>> begin

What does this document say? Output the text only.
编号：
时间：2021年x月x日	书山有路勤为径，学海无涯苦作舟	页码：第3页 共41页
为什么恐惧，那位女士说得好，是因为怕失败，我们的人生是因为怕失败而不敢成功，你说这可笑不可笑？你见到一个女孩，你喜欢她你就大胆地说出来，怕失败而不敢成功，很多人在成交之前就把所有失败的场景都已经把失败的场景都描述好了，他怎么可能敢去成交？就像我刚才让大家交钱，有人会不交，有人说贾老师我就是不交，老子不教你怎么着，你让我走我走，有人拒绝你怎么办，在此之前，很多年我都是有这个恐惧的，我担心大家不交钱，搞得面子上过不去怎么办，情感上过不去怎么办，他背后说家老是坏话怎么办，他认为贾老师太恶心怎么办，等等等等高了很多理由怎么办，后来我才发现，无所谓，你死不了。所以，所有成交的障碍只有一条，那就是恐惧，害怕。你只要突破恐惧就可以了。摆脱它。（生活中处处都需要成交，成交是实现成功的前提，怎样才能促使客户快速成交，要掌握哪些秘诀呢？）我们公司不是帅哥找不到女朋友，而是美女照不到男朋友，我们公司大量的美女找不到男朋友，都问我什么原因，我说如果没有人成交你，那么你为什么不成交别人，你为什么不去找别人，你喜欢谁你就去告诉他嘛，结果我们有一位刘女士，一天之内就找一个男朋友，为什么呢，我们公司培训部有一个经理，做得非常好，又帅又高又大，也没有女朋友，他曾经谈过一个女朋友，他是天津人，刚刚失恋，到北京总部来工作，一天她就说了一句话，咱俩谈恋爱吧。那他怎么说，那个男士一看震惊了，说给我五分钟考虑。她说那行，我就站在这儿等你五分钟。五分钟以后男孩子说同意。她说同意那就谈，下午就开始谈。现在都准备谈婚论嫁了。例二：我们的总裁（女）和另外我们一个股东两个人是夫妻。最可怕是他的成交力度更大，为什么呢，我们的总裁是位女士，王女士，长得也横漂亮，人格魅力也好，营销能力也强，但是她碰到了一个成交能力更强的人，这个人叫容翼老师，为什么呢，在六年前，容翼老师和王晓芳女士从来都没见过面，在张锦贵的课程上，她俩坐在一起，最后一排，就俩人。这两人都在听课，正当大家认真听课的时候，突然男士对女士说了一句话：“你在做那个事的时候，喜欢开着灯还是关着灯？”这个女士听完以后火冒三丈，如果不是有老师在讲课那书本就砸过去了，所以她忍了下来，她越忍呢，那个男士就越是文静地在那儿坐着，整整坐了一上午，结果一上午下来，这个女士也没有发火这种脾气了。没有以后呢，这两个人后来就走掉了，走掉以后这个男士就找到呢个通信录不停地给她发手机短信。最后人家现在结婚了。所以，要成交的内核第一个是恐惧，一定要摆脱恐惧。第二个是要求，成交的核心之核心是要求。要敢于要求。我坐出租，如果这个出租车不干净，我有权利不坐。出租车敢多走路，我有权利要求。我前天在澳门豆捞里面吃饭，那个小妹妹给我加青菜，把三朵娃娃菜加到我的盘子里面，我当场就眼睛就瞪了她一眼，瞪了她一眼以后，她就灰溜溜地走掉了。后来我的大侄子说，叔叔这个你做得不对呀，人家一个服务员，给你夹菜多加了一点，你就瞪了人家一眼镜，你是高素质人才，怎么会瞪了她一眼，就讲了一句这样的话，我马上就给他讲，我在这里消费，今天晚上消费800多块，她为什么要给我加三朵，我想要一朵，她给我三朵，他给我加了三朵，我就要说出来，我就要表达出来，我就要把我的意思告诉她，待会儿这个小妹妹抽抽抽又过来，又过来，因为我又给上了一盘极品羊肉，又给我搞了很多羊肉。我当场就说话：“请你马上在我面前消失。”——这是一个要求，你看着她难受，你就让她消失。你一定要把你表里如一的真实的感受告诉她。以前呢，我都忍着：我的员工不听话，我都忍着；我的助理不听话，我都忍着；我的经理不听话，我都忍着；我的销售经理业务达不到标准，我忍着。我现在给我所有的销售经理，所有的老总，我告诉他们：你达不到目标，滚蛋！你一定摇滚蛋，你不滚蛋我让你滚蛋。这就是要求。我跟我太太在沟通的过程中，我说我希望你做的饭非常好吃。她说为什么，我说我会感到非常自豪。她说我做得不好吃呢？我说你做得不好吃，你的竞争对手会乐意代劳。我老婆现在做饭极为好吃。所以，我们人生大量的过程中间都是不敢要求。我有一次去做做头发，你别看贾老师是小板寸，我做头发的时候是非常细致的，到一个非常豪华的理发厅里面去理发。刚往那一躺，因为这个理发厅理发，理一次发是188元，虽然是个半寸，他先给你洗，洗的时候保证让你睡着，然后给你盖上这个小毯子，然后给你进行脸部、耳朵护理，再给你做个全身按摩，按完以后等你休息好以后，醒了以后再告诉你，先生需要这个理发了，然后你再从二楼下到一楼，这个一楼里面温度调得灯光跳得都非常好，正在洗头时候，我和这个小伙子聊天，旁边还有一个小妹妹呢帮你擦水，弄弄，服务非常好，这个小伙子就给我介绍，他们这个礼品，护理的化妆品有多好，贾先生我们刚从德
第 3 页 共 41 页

>> end

Description of the task: Repeat the records above exactly as they appear.

Solution to the exercise:
What does this document say? Output the text only.
编号：
时间：2021年x月x日	书山有路勤为径，学海无涯苦作舟	页码：第3页 共41页
为什么恐惧，那位女士说得好，是因为怕失败，我们的人生是因为怕失败而不敢成功，你说这可笑不可笑？你见到一个女孩，你喜欢她你就大胆地说出来，怕失败而不敢成功，很多人在成交之前就把所有失败的场景都已经把失败的场景都描述好了，他怎么可能敢去成交？就像我刚才让大家交钱，有人会不交，有人说贾老师我就是不交，老子不教你怎么着，你让我走我走，有人拒绝你怎么办，在此之前，很多年我都是有这个恐惧的，我担心大家不交钱，搞得面子上过不去怎么办，情感上过不去怎么办，他背后说家老是坏话怎么办，他认为贾老师太恶心怎么办，等等等等高了很多理由怎么办，后来我才发现，无所谓，你死不了。所以，所有成交的障碍只有一条，那就是恐惧，害怕。你只要突破恐惧就可以了。摆脱它。（生活中处处都需要成交，成交是实现成功的前提，怎样才能促使客户快速成交，要掌握哪些秘诀呢？）我们公司不是帅哥找不到女朋友，而是美女照不到男朋友，我们公司大量的美女找不到男朋友，都问我什么原因，我说如果没有人成交你，那么你为什么不成交别人，你为什么不去找别人，你喜欢谁你就去告诉他嘛，结果我们有一位刘女士，一天之内就找一个男朋友，为什么呢，我们公司培训部有一个经理，做得非常好，又帅又高又大，也没有女朋友，他曾经谈过一个女朋友，他是天津人，刚刚失恋，到北京总部来工作，一天她就说了一句话，咱俩谈恋爱吧。那他怎么说，那个男士一看震惊了，说给我五分钟考虑。她说那行，我就站在这儿等你五分钟。五分钟以后男孩子说同意。她说同意那就谈，下午就开始谈。现在都准备谈婚论嫁了。例二：我们的总裁（女）和另外我们一个股东两个人是夫妻。最可怕是他的成交力度更大，为什么呢，我们的总裁是位女士，王女士，长得也横漂亮，人格魅力也好，营销能力也强，但是她碰到了一个成交能力更强的人，这个人叫容翼老师，为什么呢，在六年前，容翼老师和王晓芳女士从来都没见过面，在张锦贵的课程上，她俩坐在一起，最后一排，就俩人。这两人都在听课，正当大家认真听课的时候，突然男士对女士说了一句话：“你在做那个事的时候，喜欢开着灯还是关着灯？”这个女士听完以后火冒三丈，如果不是有老师在讲课那书本就砸过去了，所以她忍了下来，她越忍呢，那个男士就越是文静地在那儿坐着，整整坐了一上午，结果一上午下来，这个女士也没有发火这种脾气了。没有以后呢，这两个人后来就走掉了，走掉以后这个男士就找到呢个通信录不停地给她发手机短信。最后人家现在结婚了。所以，要成交的内核第一个是恐惧，一定要摆脱恐惧。第二个是要求，成交的核心之核心是要求。要敢于要求。我坐出租，如果这个出租车不干净，我有权利不坐。出租车敢多走路，我有权利要求。我前天在澳门豆捞里面吃饭，那个小妹妹给我加青菜，把三朵娃娃菜加到我的盘子里面，我当场就眼睛就瞪了她一眼，瞪了她一眼以后，她就灰溜溜地走掉了。后来我的大侄子说，叔叔这个你做得不对呀，人家一个服务员，给你夹菜多加了一点，你就瞪了人家一眼镜，你是高素质人才，怎么会瞪了她一眼，就讲了一句这样的话，我马上就给他讲，我在这里消费，今天晚上消费800多块，她为什么要给我加三朵，我想要一朵，她给我三朵，他给我加了三朵，我就要说出来，我就要表达出来，我就要把我的意思告诉她，待会儿这个小妹妹抽抽抽又过来，又过来，因为我又给上了一盘极品羊肉，又给我搞了很多羊肉。我当场就说话：“请你马上在我面前消失。”——这是一个要求，你看着她难受，你就让她消失。你一定要把你表里如一的真实的感受告诉她。以前呢，我都忍着：我的员工不听话，我都忍着；我的助理不听话，我都忍着；我的经理不听话，我都忍着；我的销售经理业务达不到标准，我忍着。我现在给我所有的销售经理，所有的老总，我告诉他们：你达不到目标，滚蛋！你一定摇滚蛋，你不滚蛋我让你滚蛋。这就是要求。我跟我太太在沟通的过程中，我说我希望你做的饭非常好吃。她说为什么，我说我会感到非常自豪。她说我做得不好吃呢？我说你做得不好吃，你的竞争对手会乐意代劳。我老婆现在做饭极为好吃。所以，我们人生大量的过程中间都是不敢要求。我有一次去做做头发，你别看贾老师是小板寸，我做头发的时候是非常细致的，到一个非常豪华的理发厅里面去理发。刚往那一躺，因为这个理发厅理发，理一次发是188元，虽然是个半寸，他先给你洗，洗的时候保证让你睡着，然后给你盖上这个小毯子，然后给你进行脸部、耳朵护理，再给你做个全身按摩，按完以后等你休息好以后，醒了以后再告诉你，先生需要这个理发了，然后你再从二楼下到一楼，这个一楼里面温度调得灯光跳得都非常好，正在洗头时候，我和这个小伙子聊天，旁边还有一个小妹妹呢帮你擦水，弄弄，服务非常好，这个小伙子就给我介绍，他们这个礼品，护理的化妆品有多好，贾先生我们刚从德
第 3 页 共 41 页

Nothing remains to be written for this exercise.